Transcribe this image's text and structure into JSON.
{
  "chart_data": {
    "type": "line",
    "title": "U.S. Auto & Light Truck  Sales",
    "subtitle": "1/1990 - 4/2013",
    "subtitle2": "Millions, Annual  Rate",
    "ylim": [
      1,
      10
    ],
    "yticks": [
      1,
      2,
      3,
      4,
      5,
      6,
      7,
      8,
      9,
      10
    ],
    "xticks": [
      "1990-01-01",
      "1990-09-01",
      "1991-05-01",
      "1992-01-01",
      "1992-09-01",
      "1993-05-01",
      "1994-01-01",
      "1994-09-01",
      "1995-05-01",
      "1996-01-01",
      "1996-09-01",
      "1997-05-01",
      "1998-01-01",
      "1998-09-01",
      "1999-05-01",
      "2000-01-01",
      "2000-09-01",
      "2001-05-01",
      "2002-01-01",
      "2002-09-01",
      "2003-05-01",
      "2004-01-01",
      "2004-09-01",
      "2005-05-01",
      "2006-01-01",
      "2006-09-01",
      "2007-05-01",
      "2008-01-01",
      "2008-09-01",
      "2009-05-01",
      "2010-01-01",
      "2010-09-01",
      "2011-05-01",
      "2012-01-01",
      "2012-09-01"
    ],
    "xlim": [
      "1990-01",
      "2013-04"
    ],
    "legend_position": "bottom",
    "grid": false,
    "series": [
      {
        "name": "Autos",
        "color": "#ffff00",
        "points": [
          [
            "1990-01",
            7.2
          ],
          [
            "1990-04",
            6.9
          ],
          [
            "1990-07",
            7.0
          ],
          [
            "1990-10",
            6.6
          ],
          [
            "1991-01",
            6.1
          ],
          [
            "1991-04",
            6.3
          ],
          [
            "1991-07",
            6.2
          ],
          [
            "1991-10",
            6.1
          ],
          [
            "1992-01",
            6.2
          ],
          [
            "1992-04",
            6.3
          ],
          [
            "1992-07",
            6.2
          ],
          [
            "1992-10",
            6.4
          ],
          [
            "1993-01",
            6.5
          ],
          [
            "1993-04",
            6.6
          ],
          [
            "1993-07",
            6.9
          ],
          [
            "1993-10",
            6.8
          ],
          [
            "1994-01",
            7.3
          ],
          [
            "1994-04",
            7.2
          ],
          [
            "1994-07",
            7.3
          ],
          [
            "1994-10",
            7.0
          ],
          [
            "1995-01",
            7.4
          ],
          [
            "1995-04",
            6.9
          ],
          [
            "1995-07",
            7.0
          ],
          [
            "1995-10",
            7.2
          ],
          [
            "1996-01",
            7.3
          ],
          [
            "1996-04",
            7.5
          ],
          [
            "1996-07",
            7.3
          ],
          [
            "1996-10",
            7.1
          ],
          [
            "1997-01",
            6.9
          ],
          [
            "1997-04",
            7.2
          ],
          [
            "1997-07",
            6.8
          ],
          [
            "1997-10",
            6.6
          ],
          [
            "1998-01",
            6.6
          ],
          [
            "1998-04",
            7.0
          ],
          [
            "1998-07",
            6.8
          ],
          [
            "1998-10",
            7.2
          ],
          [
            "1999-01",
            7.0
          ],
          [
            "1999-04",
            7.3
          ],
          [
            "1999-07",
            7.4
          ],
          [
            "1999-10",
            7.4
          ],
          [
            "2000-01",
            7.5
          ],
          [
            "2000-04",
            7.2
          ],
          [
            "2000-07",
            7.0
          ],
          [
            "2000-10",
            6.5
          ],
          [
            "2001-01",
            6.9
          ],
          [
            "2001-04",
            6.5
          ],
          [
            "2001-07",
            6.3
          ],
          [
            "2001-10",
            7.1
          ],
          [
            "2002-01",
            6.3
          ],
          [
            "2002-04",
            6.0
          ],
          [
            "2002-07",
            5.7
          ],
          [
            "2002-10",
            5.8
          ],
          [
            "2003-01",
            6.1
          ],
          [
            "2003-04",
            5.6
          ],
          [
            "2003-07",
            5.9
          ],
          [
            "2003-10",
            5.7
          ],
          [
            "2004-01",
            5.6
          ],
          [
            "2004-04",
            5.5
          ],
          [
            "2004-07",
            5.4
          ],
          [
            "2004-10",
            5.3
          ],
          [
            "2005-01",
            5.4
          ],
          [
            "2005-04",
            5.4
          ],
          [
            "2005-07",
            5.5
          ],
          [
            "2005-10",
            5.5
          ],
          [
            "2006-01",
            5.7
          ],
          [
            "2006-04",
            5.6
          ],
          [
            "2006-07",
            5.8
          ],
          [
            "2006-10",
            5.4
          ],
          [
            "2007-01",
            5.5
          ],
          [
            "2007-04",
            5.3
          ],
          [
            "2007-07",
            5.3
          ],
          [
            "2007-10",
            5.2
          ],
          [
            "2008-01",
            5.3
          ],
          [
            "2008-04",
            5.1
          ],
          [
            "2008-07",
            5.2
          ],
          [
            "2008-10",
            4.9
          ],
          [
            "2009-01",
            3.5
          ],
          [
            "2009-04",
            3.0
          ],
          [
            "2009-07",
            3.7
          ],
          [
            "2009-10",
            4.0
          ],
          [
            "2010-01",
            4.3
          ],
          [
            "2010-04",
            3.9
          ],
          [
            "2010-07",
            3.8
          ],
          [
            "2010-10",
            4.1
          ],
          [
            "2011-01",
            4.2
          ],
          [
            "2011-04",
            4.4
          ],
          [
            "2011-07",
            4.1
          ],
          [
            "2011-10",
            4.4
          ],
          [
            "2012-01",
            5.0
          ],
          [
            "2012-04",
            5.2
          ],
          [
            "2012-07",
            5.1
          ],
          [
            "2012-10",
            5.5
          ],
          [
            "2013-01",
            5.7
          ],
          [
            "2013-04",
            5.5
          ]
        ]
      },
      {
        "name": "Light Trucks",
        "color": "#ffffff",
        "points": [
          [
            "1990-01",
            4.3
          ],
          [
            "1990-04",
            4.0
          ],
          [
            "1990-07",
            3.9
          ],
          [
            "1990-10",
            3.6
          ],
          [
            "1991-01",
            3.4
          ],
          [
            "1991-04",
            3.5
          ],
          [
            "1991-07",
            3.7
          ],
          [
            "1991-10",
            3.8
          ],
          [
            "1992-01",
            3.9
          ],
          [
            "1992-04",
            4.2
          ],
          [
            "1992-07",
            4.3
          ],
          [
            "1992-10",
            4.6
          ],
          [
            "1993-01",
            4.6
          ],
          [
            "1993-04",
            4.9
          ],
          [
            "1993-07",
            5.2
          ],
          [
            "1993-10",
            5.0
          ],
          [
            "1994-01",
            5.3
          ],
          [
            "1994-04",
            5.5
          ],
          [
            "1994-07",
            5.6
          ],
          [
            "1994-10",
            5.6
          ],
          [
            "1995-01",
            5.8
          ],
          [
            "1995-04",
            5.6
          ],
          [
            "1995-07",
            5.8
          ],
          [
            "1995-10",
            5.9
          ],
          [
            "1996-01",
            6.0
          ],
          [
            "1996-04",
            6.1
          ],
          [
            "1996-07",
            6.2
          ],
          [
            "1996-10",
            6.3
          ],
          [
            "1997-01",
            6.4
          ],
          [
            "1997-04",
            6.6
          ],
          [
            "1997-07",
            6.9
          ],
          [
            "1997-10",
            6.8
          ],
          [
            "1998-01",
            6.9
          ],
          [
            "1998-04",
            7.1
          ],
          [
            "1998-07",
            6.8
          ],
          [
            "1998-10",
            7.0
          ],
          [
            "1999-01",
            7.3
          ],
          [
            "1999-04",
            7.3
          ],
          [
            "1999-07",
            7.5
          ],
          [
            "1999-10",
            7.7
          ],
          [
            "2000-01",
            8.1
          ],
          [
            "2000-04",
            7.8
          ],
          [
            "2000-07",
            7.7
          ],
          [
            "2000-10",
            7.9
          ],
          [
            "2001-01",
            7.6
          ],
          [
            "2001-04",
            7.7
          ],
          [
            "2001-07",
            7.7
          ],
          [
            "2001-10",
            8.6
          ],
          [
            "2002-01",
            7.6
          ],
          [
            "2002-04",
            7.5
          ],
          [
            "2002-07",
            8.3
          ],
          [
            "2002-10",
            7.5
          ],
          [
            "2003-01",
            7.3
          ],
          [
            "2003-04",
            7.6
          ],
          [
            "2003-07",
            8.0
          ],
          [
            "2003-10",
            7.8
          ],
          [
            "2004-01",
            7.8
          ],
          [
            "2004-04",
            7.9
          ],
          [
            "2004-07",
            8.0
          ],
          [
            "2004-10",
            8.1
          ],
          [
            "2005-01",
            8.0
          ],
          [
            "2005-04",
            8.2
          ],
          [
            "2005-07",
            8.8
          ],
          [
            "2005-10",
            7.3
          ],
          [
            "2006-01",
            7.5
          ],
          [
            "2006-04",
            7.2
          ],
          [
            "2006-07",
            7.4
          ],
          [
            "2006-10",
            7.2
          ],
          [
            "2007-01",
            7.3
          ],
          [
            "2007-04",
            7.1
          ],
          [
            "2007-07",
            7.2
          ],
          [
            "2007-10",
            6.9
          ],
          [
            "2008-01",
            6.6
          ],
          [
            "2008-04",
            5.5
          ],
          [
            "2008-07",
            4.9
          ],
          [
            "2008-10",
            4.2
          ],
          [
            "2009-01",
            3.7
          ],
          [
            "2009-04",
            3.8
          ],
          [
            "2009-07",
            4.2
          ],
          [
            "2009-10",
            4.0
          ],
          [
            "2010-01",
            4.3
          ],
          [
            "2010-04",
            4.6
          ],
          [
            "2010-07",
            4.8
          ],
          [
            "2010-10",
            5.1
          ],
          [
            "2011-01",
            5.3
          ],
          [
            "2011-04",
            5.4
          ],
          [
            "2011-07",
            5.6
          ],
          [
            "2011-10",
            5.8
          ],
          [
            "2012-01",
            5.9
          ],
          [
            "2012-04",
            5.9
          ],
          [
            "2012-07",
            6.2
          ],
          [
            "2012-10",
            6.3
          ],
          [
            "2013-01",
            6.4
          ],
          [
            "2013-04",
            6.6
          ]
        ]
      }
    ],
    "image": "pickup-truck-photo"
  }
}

What to work on: Check all the records above and select each line where the string "Light" is found.

Output below:
    "title": "U.S. Auto & Light Truck  Sales",
        "name": "Light Trucks",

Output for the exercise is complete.